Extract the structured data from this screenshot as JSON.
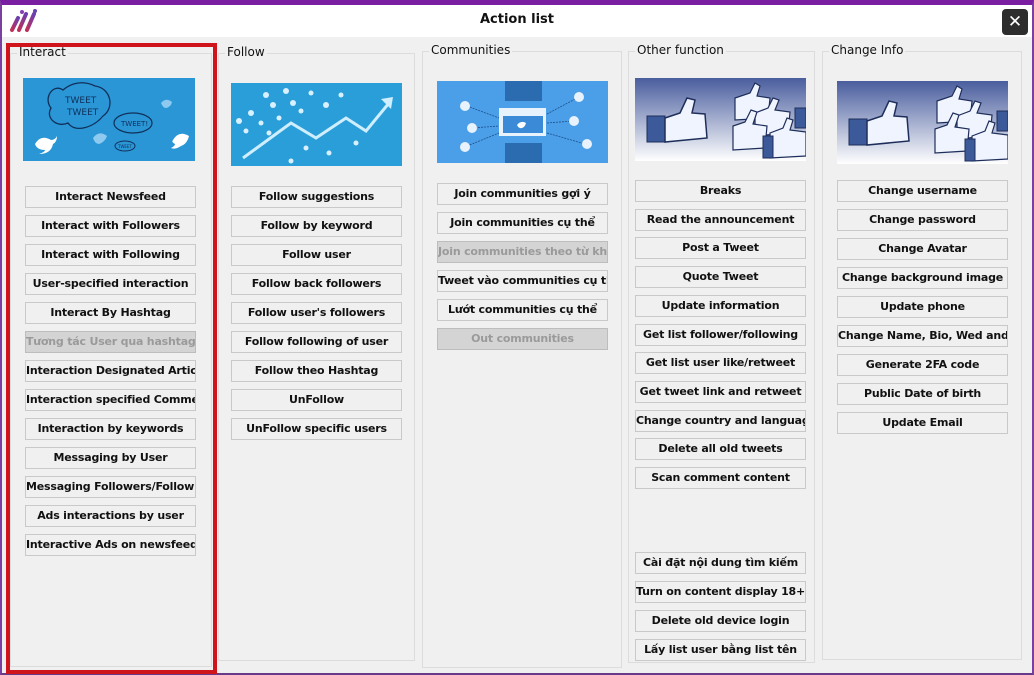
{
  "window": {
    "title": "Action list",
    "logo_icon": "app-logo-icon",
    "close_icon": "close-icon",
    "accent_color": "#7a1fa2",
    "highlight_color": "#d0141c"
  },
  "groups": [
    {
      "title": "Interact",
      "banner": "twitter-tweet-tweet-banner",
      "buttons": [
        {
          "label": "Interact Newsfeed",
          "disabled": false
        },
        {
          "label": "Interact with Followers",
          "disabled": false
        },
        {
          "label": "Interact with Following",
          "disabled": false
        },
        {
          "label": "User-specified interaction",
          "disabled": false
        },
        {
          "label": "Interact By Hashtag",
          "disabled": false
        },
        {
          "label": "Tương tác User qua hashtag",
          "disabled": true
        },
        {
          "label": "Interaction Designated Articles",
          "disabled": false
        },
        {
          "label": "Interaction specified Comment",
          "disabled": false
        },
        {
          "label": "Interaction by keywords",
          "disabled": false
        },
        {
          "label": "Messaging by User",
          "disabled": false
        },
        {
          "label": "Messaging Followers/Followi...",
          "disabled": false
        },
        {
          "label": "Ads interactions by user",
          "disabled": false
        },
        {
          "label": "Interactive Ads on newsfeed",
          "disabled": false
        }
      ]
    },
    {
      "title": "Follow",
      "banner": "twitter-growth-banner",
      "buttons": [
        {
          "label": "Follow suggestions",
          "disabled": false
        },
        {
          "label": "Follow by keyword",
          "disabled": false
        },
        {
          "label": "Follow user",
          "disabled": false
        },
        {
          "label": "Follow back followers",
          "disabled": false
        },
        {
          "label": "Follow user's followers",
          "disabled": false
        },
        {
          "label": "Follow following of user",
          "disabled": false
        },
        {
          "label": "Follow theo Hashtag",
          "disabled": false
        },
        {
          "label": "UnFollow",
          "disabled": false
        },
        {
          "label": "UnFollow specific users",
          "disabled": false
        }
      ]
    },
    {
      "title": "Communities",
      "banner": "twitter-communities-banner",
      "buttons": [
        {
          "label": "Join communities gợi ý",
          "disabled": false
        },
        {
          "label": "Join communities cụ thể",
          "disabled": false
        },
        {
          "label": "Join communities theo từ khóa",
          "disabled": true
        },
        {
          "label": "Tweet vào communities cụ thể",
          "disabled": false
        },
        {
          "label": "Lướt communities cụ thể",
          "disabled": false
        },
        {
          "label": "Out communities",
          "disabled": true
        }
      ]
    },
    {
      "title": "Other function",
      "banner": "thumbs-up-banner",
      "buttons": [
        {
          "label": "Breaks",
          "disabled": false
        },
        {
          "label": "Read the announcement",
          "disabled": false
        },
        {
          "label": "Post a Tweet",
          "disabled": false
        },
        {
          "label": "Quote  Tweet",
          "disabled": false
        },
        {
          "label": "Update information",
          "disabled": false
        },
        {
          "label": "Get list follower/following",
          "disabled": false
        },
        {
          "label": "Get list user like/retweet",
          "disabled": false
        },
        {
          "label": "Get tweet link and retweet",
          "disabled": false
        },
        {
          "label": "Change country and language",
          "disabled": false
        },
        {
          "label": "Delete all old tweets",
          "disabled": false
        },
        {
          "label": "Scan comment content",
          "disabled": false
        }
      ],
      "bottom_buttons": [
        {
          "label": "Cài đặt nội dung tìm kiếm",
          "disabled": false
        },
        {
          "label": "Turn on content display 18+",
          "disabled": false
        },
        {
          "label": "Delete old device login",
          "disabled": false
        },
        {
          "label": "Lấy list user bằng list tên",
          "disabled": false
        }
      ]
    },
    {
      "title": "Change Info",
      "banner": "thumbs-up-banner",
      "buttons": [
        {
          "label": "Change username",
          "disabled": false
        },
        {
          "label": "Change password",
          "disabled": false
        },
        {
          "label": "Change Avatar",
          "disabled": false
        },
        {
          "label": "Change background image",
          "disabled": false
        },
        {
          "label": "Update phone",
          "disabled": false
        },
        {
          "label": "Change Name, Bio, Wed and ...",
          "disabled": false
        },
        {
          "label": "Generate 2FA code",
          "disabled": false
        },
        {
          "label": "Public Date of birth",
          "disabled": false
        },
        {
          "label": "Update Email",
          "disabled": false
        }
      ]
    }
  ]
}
┄┄┄┄┄┄┄┄┄┄
Produce an exact copy of each line of data, skipping embedded images.

- [WRITTEN REPLY]
Extract the structured data from this screenshot as JSON.
{
  "window": {
    "title": "Action list",
    "logo_icon": "app-logo-icon",
    "close_icon": "close-icon",
    "accent_color": "#7a1fa2",
    "highlight_color": "#d0141c"
  },
  "groups": [
    {
      "title": "Interact",
      "banner": "twitter-tweet-tweet-banner",
      "buttons": [
        {
          "label": "Interact Newsfeed",
          "disabled": false
        },
        {
          "label": "Interact with Followers",
          "disabled": false
        },
        {
          "label": "Interact with Following",
          "disabled": false
        },
        {
          "label": "User-specified interaction",
          "disabled": false
        },
        {
          "label": "Interact By Hashtag",
          "disabled": false
        },
        {
          "label": "Tương tác User qua hashtag",
          "disabled": true
        },
        {
          "label": "Interaction Designated Articles",
          "disabled": false
        },
        {
          "label": "Interaction specified Comment",
          "disabled": false
        },
        {
          "label": "Interaction by keywords",
          "disabled": false
        },
        {
          "label": "Messaging by User",
          "disabled": false
        },
        {
          "label": "Messaging Followers/Followi...",
          "disabled": false
        },
        {
          "label": "Ads interactions by user",
          "disabled": false
        },
        {
          "label": "Interactive Ads on newsfeed",
          "disabled": false
        }
      ]
    },
    {
      "title": "Follow",
      "banner": "twitter-growth-banner",
      "buttons": [
        {
          "label": "Follow suggestions",
          "disabled": false
        },
        {
          "label": "Follow by keyword",
          "disabled": false
        },
        {
          "label": "Follow user",
          "disabled": false
        },
        {
          "label": "Follow back followers",
          "disabled": false
        },
        {
          "label": "Follow user's followers",
          "disabled": false
        },
        {
          "label": "Follow following of user",
          "disabled": false
        },
        {
          "label": "Follow theo Hashtag",
          "disabled": false
        },
        {
          "label": "UnFollow",
          "disabled": false
        },
        {
          "label": "UnFollow specific users",
          "disabled": false
        }
      ]
    },
    {
      "title": "Communities",
      "banner": "twitter-communities-banner",
      "buttons": [
        {
          "label": "Join communities gợi ý",
          "disabled": false
        },
        {
          "label": "Join communities cụ thể",
          "disabled": false
        },
        {
          "label": "Join communities theo từ khóa",
          "disabled": true
        },
        {
          "label": "Tweet vào communities cụ thể",
          "disabled": false
        },
        {
          "label": "Lướt communities cụ thể",
          "disabled": false
        },
        {
          "label": "Out communities",
          "disabled": true
        }
      ]
    },
    {
      "title": "Other function",
      "banner": "thumbs-up-banner",
      "buttons": [
        {
          "label": "Breaks",
          "disabled": false
        },
        {
          "label": "Read the announcement",
          "disabled": false
        },
        {
          "label": "Post a Tweet",
          "disabled": false
        },
        {
          "label": "Quote  Tweet",
          "disabled": false
        },
        {
          "label": "Update information",
          "disabled": false
        },
        {
          "label": "Get list follower/following",
          "disabled": false
        },
        {
          "label": "Get list user like/retweet",
          "disabled": false
        },
        {
          "label": "Get tweet link and retweet",
          "disabled": false
        },
        {
          "label": "Change country and language",
          "disabled": false
        },
        {
          "label": "Delete all old tweets",
          "disabled": false
        },
        {
          "label": "Scan comment content",
          "disabled": false
        }
      ],
      "bottom_buttons": [
        {
          "label": "Cài đặt nội dung tìm kiếm",
          "disabled": false
        },
        {
          "label": "Turn on content display 18+",
          "disabled": false
        },
        {
          "label": "Delete old device login",
          "disabled": false
        },
        {
          "label": "Lấy list user bằng list tên",
          "disabled": false
        }
      ]
    },
    {
      "title": "Change Info",
      "banner": "thumbs-up-banner",
      "buttons": [
        {
          "label": "Change username",
          "disabled": false
        },
        {
          "label": "Change password",
          "disabled": false
        },
        {
          "label": "Change Avatar",
          "disabled": false
        },
        {
          "label": "Change background image",
          "disabled": false
        },
        {
          "label": "Update phone",
          "disabled": false
        },
        {
          "label": "Change Name, Bio, Wed and ...",
          "disabled": false
        },
        {
          "label": "Generate 2FA code",
          "disabled": false
        },
        {
          "label": "Public Date of birth",
          "disabled": false
        },
        {
          "label": "Update Email",
          "disabled": false
        }
      ]
    }
  ]
}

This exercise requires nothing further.